# [Directions for this task]
Set the following entries down again exactly, line by line.

# [Exercise materials]
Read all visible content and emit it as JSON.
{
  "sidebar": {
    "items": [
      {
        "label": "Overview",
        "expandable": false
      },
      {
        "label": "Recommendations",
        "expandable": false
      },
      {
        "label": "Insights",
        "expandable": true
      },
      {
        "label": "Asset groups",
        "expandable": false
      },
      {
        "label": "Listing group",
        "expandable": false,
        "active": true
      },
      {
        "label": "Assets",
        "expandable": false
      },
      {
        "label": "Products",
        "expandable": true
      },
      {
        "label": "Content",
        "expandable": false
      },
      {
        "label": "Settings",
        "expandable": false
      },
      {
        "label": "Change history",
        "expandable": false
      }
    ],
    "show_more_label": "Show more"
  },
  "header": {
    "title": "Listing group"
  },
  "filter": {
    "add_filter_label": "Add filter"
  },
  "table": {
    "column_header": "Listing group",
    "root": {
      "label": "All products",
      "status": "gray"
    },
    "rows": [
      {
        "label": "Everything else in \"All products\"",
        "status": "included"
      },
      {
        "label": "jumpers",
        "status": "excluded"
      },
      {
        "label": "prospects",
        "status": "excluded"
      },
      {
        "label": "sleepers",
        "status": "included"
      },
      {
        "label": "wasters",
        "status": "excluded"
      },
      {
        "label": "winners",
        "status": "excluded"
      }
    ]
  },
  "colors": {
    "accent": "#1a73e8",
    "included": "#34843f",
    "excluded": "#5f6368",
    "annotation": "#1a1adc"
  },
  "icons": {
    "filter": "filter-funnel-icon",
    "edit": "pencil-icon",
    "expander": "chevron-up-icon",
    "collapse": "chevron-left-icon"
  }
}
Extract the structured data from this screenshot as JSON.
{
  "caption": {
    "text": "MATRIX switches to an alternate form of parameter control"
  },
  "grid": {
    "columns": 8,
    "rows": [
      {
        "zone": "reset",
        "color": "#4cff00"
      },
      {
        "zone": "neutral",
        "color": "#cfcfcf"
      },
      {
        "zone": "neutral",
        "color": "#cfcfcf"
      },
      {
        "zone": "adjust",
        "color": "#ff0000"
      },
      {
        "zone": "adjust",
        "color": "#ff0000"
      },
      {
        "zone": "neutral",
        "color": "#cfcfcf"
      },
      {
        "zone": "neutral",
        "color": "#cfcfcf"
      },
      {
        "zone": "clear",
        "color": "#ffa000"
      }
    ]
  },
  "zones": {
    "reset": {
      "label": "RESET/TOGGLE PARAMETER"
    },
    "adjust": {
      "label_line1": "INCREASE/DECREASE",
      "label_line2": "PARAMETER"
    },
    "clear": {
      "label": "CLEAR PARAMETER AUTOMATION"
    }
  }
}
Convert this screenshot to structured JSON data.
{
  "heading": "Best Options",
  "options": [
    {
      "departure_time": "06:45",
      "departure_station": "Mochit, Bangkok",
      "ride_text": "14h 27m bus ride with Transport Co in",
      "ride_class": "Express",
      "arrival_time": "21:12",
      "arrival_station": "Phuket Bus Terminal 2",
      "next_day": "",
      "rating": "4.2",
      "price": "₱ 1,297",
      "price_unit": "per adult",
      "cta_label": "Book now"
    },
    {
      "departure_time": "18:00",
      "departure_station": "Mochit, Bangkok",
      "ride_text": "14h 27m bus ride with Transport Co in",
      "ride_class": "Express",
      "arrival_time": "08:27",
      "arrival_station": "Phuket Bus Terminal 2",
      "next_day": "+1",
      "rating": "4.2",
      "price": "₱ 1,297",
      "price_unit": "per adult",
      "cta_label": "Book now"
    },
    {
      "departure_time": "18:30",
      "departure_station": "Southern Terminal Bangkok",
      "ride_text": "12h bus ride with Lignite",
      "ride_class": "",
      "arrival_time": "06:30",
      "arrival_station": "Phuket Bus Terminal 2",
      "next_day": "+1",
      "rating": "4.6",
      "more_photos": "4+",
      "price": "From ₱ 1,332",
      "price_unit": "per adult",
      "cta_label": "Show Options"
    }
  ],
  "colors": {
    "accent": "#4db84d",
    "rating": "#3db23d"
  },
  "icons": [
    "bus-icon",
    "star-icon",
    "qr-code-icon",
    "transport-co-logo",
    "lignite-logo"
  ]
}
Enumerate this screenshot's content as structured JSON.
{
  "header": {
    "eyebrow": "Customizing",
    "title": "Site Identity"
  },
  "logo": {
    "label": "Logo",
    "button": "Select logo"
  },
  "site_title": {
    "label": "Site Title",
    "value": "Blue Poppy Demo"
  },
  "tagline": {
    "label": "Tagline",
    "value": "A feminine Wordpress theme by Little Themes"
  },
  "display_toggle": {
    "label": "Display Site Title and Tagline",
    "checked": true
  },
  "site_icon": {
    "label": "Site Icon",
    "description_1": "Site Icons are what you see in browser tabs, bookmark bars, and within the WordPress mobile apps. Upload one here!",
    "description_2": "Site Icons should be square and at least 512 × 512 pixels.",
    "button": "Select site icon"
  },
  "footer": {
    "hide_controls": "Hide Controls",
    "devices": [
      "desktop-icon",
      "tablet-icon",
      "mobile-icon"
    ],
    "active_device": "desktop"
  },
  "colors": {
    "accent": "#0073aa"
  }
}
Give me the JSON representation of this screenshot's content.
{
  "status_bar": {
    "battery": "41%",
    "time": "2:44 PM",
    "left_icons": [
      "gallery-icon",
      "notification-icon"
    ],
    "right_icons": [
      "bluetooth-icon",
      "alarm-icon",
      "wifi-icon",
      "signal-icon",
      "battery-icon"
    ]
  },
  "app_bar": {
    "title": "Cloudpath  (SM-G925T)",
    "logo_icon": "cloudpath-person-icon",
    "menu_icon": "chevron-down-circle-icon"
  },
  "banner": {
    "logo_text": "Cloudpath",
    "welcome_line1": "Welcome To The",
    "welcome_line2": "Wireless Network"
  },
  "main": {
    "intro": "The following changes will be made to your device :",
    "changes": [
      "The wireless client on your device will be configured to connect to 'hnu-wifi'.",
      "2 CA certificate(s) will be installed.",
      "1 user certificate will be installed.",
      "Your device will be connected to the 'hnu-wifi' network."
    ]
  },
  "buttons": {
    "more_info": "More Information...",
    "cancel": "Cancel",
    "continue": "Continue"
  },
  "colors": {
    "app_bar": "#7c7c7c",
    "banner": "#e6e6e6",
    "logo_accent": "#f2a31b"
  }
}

# [Exercise result]
Read all visible content and emit it as JSON.
{
  "sidebar": {
    "items": [
      {
        "label": "Overview",
        "expandable": false
      },
      {
        "label": "Recommendations",
        "expandable": false
      },
      {
        "label": "Insights",
        "expandable": true
      },
      {
        "label": "Asset groups",
        "expandable": false
      },
      {
        "label": "Listing group",
        "expandable": false,
        "active": true
      },
      {
        "label": "Assets",
        "expandable": false
      },
      {
        "label": "Products",
        "expandable": true
      },
      {
        "label": "Content",
        "expandable": false
      },
      {
        "label": "Settings",
        "expandable": false
      },
      {
        "label": "Change history",
        "expandable": false
      }
    ],
    "show_more_label": "Show more"
  },
  "header": {
    "title": "Listing group"
  },
  "filter": {
    "add_filter_label": "Add filter"
  },
  "table": {
    "column_header": "Listing group",
    "root": {
      "label": "All products",
      "status": "gray"
    },
    "rows": [
      {
        "label": "Everything else in \"All products\"",
        "status": "included"
      },
      {
        "label": "jumpers",
        "status": "excluded"
      },
      {
        "label": "prospects",
        "status": "excluded"
      },
      {
        "label": "sleepers",
        "status": "included"
      },
      {
        "label": "wasters",
        "status": "excluded"
      },
      {
        "label": "winners",
        "status": "excluded"
      }
    ]
  },
  "colors": {
    "accent": "#1a73e8",
    "included": "#34843f",
    "excluded": "#5f6368",
    "annotation": "#1a1adc"
  },
  "icons": {
    "filter": "filter-funnel-icon",
    "edit": "pencil-icon",
    "expander": "chevron-up-icon",
    "collapse": "chevron-left-icon"
  }
}
Extract the structured data from this screenshot as JSON.
{
  "caption": {
    "text": "MATRIX switches to an alternate form of parameter control"
  },
  "grid": {
    "columns": 8,
    "rows": [
      {
        "zone": "reset",
        "color": "#4cff00"
      },
      {
        "zone": "neutral",
        "color": "#cfcfcf"
      },
      {
        "zone": "neutral",
        "color": "#cfcfcf"
      },
      {
        "zone": "adjust",
        "color": "#ff0000"
      },
      {
        "zone": "adjust",
        "color": "#ff0000"
      },
      {
        "zone": "neutral",
        "color": "#cfcfcf"
      },
      {
        "zone": "neutral",
        "color": "#cfcfcf"
      },
      {
        "zone": "clear",
        "color": "#ffa000"
      }
    ]
  },
  "zones": {
    "reset": {
      "label": "RESET/TOGGLE PARAMETER"
    },
    "adjust": {
      "label_line1": "INCREASE/DECREASE",
      "label_line2": "PARAMETER"
    },
    "clear": {
      "label": "CLEAR PARAMETER AUTOMATION"
    }
  }
}
Convert this screenshot to structured JSON data.
{
  "heading": "Best Options",
  "options": [
    {
      "departure_time": "06:45",
      "departure_station": "Mochit, Bangkok",
      "ride_text": "14h 27m bus ride with Transport Co in",
      "ride_class": "Express",
      "arrival_time": "21:12",
      "arrival_station": "Phuket Bus Terminal 2",
      "next_day": "",
      "rating": "4.2",
      "price": "₱ 1,297",
      "price_unit": "per adult",
      "cta_label": "Book now"
    },
    {
      "departure_time": "18:00",
      "departure_station": "Mochit, Bangkok",
      "ride_text": "14h 27m bus ride with Transport Co in",
      "ride_class": "Express",
      "arrival_time": "08:27",
      "arrival_station": "Phuket Bus Terminal 2",
      "next_day": "+1",
      "rating": "4.2",
      "price": "₱ 1,297",
      "price_unit": "per adult",
      "cta_label": "Book now"
    },
    {
      "departure_time": "18:30",
      "departure_station": "Southern Terminal Bangkok",
      "ride_text": "12h bus ride with Lignite",
      "ride_class": "",
      "arrival_time": "06:30",
      "arrival_station": "Phuket Bus Terminal 2",
      "next_day": "+1",
      "rating": "4.6",
      "more_photos": "4+",
      "price": "From ₱ 1,332",
      "price_unit": "per adult",
      "cta_label": "Show Options"
    }
  ],
  "colors": {
    "accent": "#4db84d",
    "rating": "#3db23d"
  },
  "icons": [
    "bus-icon",
    "star-icon",
    "qr-code-icon",
    "transport-co-logo",
    "lignite-logo"
  ]
}
Enumerate this screenshot's content as structured JSON.
{
  "header": {
    "eyebrow": "Customizing",
    "title": "Site Identity"
  },
  "logo": {
    "label": "Logo",
    "button": "Select logo"
  },
  "site_title": {
    "label": "Site Title",
    "value": "Blue Poppy Demo"
  },
  "tagline": {
    "label": "Tagline",
    "value": "A feminine Wordpress theme by Little Themes"
  },
  "display_toggle": {
    "label": "Display Site Title and Tagline",
    "checked": true
  },
  "site_icon": {
    "label": "Site Icon",
    "description_1": "Site Icons are what you see in browser tabs, bookmark bars, and within the WordPress mobile apps. Upload one here!",
    "description_2": "Site Icons should be square and at least 512 × 512 pixels.",
    "button": "Select site icon"
  },
  "footer": {
    "hide_controls": "Hide Controls",
    "devices": [
      "desktop-icon",
      "tablet-icon",
      "mobile-icon"
    ],
    "active_device": "desktop"
  },
  "colors": {
    "accent": "#0073aa"
  }
}
Give me the JSON representation of this screenshot's content.
{
  "status_bar": {
    "battery": "41%",
    "time": "2:44 PM",
    "left_icons": [
      "gallery-icon",
      "notification-icon"
    ],
    "right_icons": [
      "bluetooth-icon",
      "alarm-icon",
      "wifi-icon",
      "signal-icon",
      "battery-icon"
    ]
  },
  "app_bar": {
    "title": "Cloudpath  (SM-G925T)",
    "logo_icon": "cloudpath-person-icon",
    "menu_icon": "chevron-down-circle-icon"
  },
  "banner": {
    "logo_text": "Cloudpath",
    "welcome_line1": "Welcome To The",
    "welcome_line2": "Wireless Network"
  },
  "main": {
    "intro": "The following changes will be made to your device :",
    "changes": [
      "The wireless client on your device will be configured to connect to 'hnu-wifi'.",
      "2 CA certificate(s) will be installed.",
      "1 user certificate will be installed.",
      "Your device will be connected to the 'hnu-wifi' network."
    ]
  },
  "buttons": {
    "more_info": "More Information...",
    "cancel": "Cancel",
    "continue": "Continue"
  },
  "colors": {
    "app_bar": "#7c7c7c",
    "banner": "#e6e6e6",
    "logo_accent": "#f2a31b"
  }
}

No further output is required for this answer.